Exercise details: Reproduce the whole listing, character for character.

Records shown:

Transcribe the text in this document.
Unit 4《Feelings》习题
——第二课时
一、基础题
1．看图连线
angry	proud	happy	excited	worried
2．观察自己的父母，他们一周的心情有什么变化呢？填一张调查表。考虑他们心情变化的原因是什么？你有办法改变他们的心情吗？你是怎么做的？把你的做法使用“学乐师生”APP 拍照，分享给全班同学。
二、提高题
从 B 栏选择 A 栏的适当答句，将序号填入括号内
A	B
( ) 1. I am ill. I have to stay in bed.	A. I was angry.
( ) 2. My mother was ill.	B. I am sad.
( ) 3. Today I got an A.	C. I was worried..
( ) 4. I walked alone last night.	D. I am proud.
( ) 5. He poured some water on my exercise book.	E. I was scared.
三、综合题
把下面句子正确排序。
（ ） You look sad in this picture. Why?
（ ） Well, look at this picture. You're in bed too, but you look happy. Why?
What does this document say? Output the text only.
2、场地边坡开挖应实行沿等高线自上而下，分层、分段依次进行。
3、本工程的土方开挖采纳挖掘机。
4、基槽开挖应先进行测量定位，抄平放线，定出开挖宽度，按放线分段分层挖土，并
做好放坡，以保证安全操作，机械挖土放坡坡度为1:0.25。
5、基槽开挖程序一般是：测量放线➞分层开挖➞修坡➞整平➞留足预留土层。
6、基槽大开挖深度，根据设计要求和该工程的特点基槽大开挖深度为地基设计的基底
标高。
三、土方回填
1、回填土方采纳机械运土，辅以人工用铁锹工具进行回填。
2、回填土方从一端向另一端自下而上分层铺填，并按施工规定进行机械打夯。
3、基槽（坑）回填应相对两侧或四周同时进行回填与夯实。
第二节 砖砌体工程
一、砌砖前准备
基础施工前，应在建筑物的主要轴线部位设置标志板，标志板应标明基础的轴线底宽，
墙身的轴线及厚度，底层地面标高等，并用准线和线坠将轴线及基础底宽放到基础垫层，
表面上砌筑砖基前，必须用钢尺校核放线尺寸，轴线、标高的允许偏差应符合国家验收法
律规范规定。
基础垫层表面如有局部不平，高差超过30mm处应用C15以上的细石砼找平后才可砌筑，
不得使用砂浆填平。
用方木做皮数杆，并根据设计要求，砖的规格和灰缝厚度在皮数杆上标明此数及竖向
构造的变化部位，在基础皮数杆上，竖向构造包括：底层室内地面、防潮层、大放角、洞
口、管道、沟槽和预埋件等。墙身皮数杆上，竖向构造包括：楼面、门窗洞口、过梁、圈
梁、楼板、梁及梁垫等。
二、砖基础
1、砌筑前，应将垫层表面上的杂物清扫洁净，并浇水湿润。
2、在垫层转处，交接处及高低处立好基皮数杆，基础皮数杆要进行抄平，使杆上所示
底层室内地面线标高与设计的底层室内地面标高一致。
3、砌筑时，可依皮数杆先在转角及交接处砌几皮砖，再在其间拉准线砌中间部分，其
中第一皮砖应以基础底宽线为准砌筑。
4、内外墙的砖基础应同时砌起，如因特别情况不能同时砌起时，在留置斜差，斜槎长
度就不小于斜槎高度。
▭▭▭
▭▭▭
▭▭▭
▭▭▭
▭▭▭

Completed task:
Transcribe the text in this document.
Unit 4《Feelings》习题
——第二课时
一、基础题
1．看图连线
angry	proud	happy	excited	worried
2．观察自己的父母，他们一周的心情有什么变化呢？填一张调查表。考虑他们心情变化的原因是什么？你有办法改变他们的心情吗？你是怎么做的？把你的做法使用“学乐师生”APP 拍照，分享给全班同学。
二、提高题
从 B 栏选择 A 栏的适当答句，将序号填入括号内
A	B
( ) 1. I am ill. I have to stay in bed.	A. I was angry.
( ) 2. My mother was ill.	B. I am sad.
( ) 3. Today I got an A.	C. I was worried..
( ) 4. I walked alone last night.	D. I am proud.
( ) 5. He poured some water on my exercise book.	E. I was scared.
三、综合题
把下面句子正确排序。
（ ） You look sad in this picture. Why?
（ ） Well, look at this picture. You're in bed too, but you look happy. Why?
What does this document say? Output the text only.
2、场地边坡开挖应实行沿等高线自上而下，分层、分段依次进行。
3、本工程的土方开挖采纳挖掘机。
4、基槽开挖应先进行测量定位，抄平放线，定出开挖宽度，按放线分段分层挖土，并
做好放坡，以保证安全操作，机械挖土放坡坡度为1:0.25。
5、基槽开挖程序一般是：测量放线➞分层开挖➞修坡➞整平➞留足预留土层。
6、基槽大开挖深度，根据设计要求和该工程的特点基槽大开挖深度为地基设计的基底
标高。
三、土方回填
1、回填土方采纳机械运土，辅以人工用铁锹工具进行回填。
2、回填土方从一端向另一端自下而上分层铺填，并按施工规定进行机械打夯。
3、基槽（坑）回填应相对两侧或四周同时进行回填与夯实。
第二节 砖砌体工程
一、砌砖前准备
基础施工前，应在建筑物的主要轴线部位设置标志板，标志板应标明基础的轴线底宽，
墙身的轴线及厚度，底层地面标高等，并用准线和线坠将轴线及基础底宽放到基础垫层，
表面上砌筑砖基前，必须用钢尺校核放线尺寸，轴线、标高的允许偏差应符合国家验收法
律规范规定。
基础垫层表面如有局部不平，高差超过30mm处应用C15以上的细石砼找平后才可砌筑，
不得使用砂浆填平。
用方木做皮数杆，并根据设计要求，砖的规格和灰缝厚度在皮数杆上标明此数及竖向
构造的变化部位，在基础皮数杆上，竖向构造包括：底层室内地面、防潮层、大放角、洞
口、管道、沟槽和预埋件等。墙身皮数杆上，竖向构造包括：楼面、门窗洞口、过梁、圈
梁、楼板、梁及梁垫等。
二、砖基础
1、砌筑前，应将垫层表面上的杂物清扫洁净，并浇水湿润。
2、在垫层转处，交接处及高低处立好基皮数杆，基础皮数杆要进行抄平，使杆上所示
底层室内地面线标高与设计的底层室内地面标高一致。
3、砌筑时，可依皮数杆先在转角及交接处砌几皮砖，再在其间拉准线砌中间部分，其
中第一皮砖应以基础底宽线为准砌筑。
4、内外墙的砖基础应同时砌起，如因特别情况不能同时砌起时，在留置斜差，斜槎长
度就不小于斜槎高度。
▭▭▭
▭▭▭
▭▭▭
▭▭▭
▭▭▭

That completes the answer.